**WHAT IS BEING ASKED**
Arrange every line of the records below as a JSON list of strings, with one string per line and any blank lines left out.

**SUPPLIED DATA**
____

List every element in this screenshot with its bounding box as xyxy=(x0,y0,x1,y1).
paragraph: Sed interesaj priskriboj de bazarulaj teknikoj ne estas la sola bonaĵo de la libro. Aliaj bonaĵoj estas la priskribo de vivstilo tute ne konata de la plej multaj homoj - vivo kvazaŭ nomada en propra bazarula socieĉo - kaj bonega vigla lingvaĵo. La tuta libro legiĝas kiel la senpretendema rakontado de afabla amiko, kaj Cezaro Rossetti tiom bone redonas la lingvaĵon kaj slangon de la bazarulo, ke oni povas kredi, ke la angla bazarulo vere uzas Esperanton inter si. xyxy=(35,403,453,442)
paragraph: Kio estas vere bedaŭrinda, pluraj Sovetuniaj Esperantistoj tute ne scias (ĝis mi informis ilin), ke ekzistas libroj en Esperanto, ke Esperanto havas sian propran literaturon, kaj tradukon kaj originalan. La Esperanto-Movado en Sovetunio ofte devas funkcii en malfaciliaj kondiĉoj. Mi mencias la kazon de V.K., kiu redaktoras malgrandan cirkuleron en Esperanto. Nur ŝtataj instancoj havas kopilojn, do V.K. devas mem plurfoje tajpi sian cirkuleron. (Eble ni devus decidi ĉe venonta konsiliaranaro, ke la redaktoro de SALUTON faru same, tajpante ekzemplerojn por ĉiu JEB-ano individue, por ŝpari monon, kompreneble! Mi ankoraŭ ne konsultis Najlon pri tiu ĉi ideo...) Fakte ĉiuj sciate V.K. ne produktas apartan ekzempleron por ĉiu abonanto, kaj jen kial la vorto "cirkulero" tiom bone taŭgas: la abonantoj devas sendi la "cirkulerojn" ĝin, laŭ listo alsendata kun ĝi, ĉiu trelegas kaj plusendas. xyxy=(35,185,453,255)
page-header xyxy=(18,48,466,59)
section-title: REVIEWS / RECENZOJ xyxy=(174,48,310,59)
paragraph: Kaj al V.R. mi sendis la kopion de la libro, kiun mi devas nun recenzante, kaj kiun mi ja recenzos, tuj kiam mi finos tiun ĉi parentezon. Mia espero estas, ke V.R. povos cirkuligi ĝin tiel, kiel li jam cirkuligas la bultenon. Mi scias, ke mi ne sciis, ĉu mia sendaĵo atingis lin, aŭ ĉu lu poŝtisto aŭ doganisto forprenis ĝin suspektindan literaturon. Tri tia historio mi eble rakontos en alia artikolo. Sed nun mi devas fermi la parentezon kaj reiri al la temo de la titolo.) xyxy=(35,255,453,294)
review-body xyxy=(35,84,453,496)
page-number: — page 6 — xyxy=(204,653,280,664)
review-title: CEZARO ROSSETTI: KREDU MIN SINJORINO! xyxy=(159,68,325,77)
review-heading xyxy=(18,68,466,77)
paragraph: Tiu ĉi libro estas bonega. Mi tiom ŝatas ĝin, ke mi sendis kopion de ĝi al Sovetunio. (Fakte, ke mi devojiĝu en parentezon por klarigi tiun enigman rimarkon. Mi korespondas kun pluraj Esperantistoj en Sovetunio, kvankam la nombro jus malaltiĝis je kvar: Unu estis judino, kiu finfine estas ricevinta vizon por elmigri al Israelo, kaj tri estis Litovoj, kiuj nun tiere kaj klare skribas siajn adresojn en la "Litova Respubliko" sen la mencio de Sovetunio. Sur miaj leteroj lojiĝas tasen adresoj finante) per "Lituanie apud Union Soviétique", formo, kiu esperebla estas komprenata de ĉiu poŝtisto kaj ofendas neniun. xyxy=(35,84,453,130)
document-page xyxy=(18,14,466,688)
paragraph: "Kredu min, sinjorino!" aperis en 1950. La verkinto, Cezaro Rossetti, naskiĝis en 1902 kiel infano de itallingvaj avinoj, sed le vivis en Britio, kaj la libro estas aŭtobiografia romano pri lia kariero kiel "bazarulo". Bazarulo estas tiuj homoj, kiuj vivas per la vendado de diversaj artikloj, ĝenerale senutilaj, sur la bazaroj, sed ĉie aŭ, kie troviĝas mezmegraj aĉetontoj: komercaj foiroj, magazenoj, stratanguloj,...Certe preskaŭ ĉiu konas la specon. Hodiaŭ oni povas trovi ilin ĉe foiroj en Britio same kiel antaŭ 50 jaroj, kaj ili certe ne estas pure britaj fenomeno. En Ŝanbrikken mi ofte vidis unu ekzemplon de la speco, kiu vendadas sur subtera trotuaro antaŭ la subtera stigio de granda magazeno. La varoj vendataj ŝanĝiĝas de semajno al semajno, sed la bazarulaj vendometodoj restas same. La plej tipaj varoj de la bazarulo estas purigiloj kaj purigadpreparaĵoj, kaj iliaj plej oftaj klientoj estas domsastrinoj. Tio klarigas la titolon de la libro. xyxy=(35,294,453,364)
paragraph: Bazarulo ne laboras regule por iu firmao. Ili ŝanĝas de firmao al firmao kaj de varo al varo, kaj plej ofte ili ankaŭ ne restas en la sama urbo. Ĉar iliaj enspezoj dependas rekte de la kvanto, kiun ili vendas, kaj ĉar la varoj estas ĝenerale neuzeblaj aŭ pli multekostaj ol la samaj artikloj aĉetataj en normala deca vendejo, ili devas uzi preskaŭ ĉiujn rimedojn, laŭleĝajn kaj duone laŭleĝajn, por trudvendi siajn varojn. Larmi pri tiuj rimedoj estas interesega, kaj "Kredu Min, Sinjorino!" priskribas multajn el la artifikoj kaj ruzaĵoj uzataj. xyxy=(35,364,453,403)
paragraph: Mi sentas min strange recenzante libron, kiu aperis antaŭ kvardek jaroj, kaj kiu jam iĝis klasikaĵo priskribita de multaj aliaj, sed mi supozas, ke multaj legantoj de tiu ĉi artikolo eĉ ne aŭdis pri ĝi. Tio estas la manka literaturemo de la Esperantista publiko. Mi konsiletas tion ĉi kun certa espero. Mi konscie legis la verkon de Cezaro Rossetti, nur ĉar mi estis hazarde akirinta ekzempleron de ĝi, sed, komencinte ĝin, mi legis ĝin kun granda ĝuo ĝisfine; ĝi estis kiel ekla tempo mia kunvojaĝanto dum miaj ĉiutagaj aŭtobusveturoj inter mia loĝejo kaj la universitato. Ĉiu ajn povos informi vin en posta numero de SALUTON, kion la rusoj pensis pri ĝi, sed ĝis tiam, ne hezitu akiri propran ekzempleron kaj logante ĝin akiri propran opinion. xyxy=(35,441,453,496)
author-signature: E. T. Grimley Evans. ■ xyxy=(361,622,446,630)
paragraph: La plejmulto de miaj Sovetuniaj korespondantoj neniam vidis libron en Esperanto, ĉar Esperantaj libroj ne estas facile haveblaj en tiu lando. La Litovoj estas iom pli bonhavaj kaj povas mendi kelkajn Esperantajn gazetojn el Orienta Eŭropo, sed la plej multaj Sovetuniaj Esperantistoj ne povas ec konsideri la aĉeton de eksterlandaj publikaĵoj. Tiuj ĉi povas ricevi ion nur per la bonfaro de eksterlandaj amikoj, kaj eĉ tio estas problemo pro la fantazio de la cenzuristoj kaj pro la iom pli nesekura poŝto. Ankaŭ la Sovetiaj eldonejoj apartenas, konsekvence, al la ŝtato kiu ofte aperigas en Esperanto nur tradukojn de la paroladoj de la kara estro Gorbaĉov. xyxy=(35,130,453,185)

____

**CORRECT RESULT**
[
  "List every element in this screenshot with its bounding box as xyxy=(x0,y0,x1,y1).",
  "paragraph: Sed interesaj priskriboj de bazarulaj teknikoj ne estas la sola bonaĵo de la libro. Aliaj bonaĵoj estas la priskribo de vivstilo tute ne konata de la plej multaj homoj - vivo kvazaŭ nomada en propra bazarula socieĉo - kaj bonega vigla lingvaĵo. La tuta libro legiĝas kiel la senpretendema rakontado de afabla amiko, kaj Cezaro Rossetti tiom bone redonas la lingvaĵon kaj slangon de la bazarulo, ke oni povas kredi, ke la angla bazarulo vere uzas Esperanton inter si. xyxy=(35,403,453,442)",
  "paragraph: Kio estas vere bedaŭrinda, pluraj Sovetuniaj Esperantistoj tute ne scias (ĝis mi informis ilin), ke ekzistas libroj en Esperanto, ke Esperanto havas sian propran literaturon, kaj tradukon kaj originalan. La Esperanto-Movado en Sovetunio ofte devas funkcii en malfaciliaj kondiĉoj. Mi mencias la kazon de V.K., kiu redaktoras malgrandan cirkuleron en Esperanto. Nur ŝtataj instancoj havas kopilojn, do V.K. devas mem plurfoje tajpi sian cirkuleron. (Eble ni devus decidi ĉe venonta konsiliaranaro, ke la redaktoro de SALUTON faru same, tajpante ekzemplerojn por ĉiu JEB-ano individue, por ŝpari monon, kompreneble! Mi ankoraŭ ne konsultis Najlon pri tiu ĉi ideo...) Fakte ĉiuj sciate V.K. ne produktas apartan ekzempleron por ĉiu abonanto, kaj jen kial la vorto \"cirkulero\" tiom bone taŭgas: la abonantoj devas sendi la \"cirkulerojn\" ĝin, laŭ listo alsendata kun ĝi, ĉiu trelegas kaj plusendas. xyxy=(35,185,453,255)",
  "page-header xyxy=(18,48,466,59)",
  "section-title: REVIEWS / RECENZOJ xyxy=(174,48,310,59)",
  "paragraph: Kaj al V.R. mi sendis la kopion de la libro, kiun mi devas nun recenzante, kaj kiun mi ja recenzos, tuj kiam mi finos tiun ĉi parentezon. Mia espero estas, ke V.R. povos cirkuligi ĝin tiel, kiel li jam cirkuligas la bultenon. Mi scias, ke mi ne sciis, ĉu mia sendaĵo atingis lin, aŭ ĉu lu poŝtisto aŭ doganisto forprenis ĝin suspektindan literaturon. Tri tia historio mi eble rakontos en alia artikolo. Sed nun mi devas fermi la parentezon kaj reiri al la temo de la titolo.) xyxy=(35,255,453,294)",
  "review-body xyxy=(35,84,453,496)",
  "page-number: — page 6 — xyxy=(204,653,280,664)",
  "review-title: CEZARO ROSSETTI: KREDU MIN SINJORINO! xyxy=(159,68,325,77)",
  "review-heading xyxy=(18,68,466,77)",
  "paragraph: Tiu ĉi libro estas bonega. Mi tiom ŝatas ĝin, ke mi sendis kopion de ĝi al Sovetunio. (Fakte, ke mi devojiĝu en parentezon por klarigi tiun enigman rimarkon. Mi korespondas kun pluraj Esperantistoj en Sovetunio, kvankam la nombro jus malaltiĝis je kvar: Unu estis judino, kiu finfine estas ricevinta vizon por elmigri al Israelo, kaj tri estis Litovoj, kiuj nun tiere kaj klare skribas siajn adresojn en la \"Litova Respubliko\" sen la mencio de Sovetunio. Sur miaj leteroj lojiĝas tasen adresoj finante) per \"Lituanie apud Union Soviétique\", formo, kiu esperebla estas komprenata de ĉiu poŝtisto kaj ofendas neniun. xyxy=(35,84,453,130)",
  "document-page xyxy=(18,14,466,688)",
  "paragraph: \"Kredu min, sinjorino!\" aperis en 1950. La verkinto, Cezaro Rossetti, naskiĝis en 1902 kiel infano de itallingvaj avinoj, sed le vivis en Britio, kaj la libro estas aŭtobiografia romano pri lia kariero kiel \"bazarulo\". Bazarulo estas tiuj homoj, kiuj vivas per la vendado de diversaj artikloj, ĝenerale senutilaj, sur la bazaroj, sed ĉie aŭ, kie troviĝas mezmegraj aĉetontoj: komercaj foiroj, magazenoj, stratanguloj,...Certe preskaŭ ĉiu konas la specon. Hodiaŭ oni povas trovi ilin ĉe foiroj en Britio same kiel antaŭ 50 jaroj, kaj ili certe ne estas pure britaj fenomeno. En Ŝanbrikken mi ofte vidis unu ekzemplon de la speco, kiu vendadas sur subtera trotuaro antaŭ la subtera stigio de granda magazeno. La varoj vendataj ŝanĝiĝas de semajno al semajno, sed la bazarulaj vendometodoj restas same. La plej tipaj varoj de la bazarulo estas purigiloj kaj purigadpreparaĵoj, kaj iliaj plej oftaj klientoj estas domsastrinoj. Tio klarigas la titolon de la libro. xyxy=(35,294,453,364)",
  "paragraph: Bazarulo ne laboras regule por iu firmao. Ili ŝanĝas de firmao al firmao kaj de varo al varo, kaj plej ofte ili ankaŭ ne restas en la sama urbo. Ĉar iliaj enspezoj dependas rekte de la kvanto, kiun ili vendas, kaj ĉar la varoj estas ĝenerale neuzeblaj aŭ pli multekostaj ol la samaj artikloj aĉetataj en normala deca vendejo, ili devas uzi preskaŭ ĉiujn rimedojn, laŭleĝajn kaj duone laŭleĝajn, por trudvendi siajn varojn. Larmi pri tiuj rimedoj estas interesega, kaj \"Kredu Min, Sinjorino!\" priskribas multajn el la artifikoj kaj ruzaĵoj uzataj. xyxy=(35,364,453,403)",
  "paragraph: Mi sentas min strange recenzante libron, kiu aperis antaŭ kvardek jaroj, kaj kiu jam iĝis klasikaĵo priskribita de multaj aliaj, sed mi supozas, ke multaj legantoj de tiu ĉi artikolo eĉ ne aŭdis pri ĝi. Tio estas la manka literaturemo de la Esperantista publiko. Mi konsiletas tion ĉi kun certa espero. Mi konscie legis la verkon de Cezaro Rossetti, nur ĉar mi estis hazarde akirinta ekzempleron de ĝi, sed, komencinte ĝin, mi legis ĝin kun granda ĝuo ĝisfine; ĝi estis kiel ekla tempo mia kunvojaĝanto dum miaj ĉiutagaj aŭtobusveturoj inter mia loĝejo kaj la universitato. Ĉiu ajn povos informi vin en posta numero de SALUTON, kion la rusoj pensis pri ĝi, sed ĝis tiam, ne hezitu akiri propran ekzempleron kaj logante ĝin akiri propran opinion. xyxy=(35,441,453,496)",
  "author-signature: E. T. Grimley Evans. ■ xyxy=(361,622,446,630)",
  "paragraph: La plejmulto de miaj Sovetuniaj korespondantoj neniam vidis libron en Esperanto, ĉar Esperantaj libroj ne estas facile haveblaj en tiu lando. La Litovoj estas iom pli bonhavaj kaj povas mendi kelkajn Esperantajn gazetojn el Orienta Eŭropo, sed la plej multaj Sovetuniaj Esperantistoj ne povas ec konsideri la aĉeton de eksterlandaj publikaĵoj. Tiuj ĉi povas ricevi ion nur per la bonfaro de eksterlandaj amikoj, kaj eĉ tio estas problemo pro la fantazio de la cenzuristoj kaj pro la iom pli nesekura poŝto. Ankaŭ la Sovetiaj eldonejoj apartenas, konsekvence, al la ŝtato kiu ofte aperigas en Esperanto nur tradukojn de la paroladoj de la kara estro Gorbaĉov. xyxy=(35,130,453,185)"
]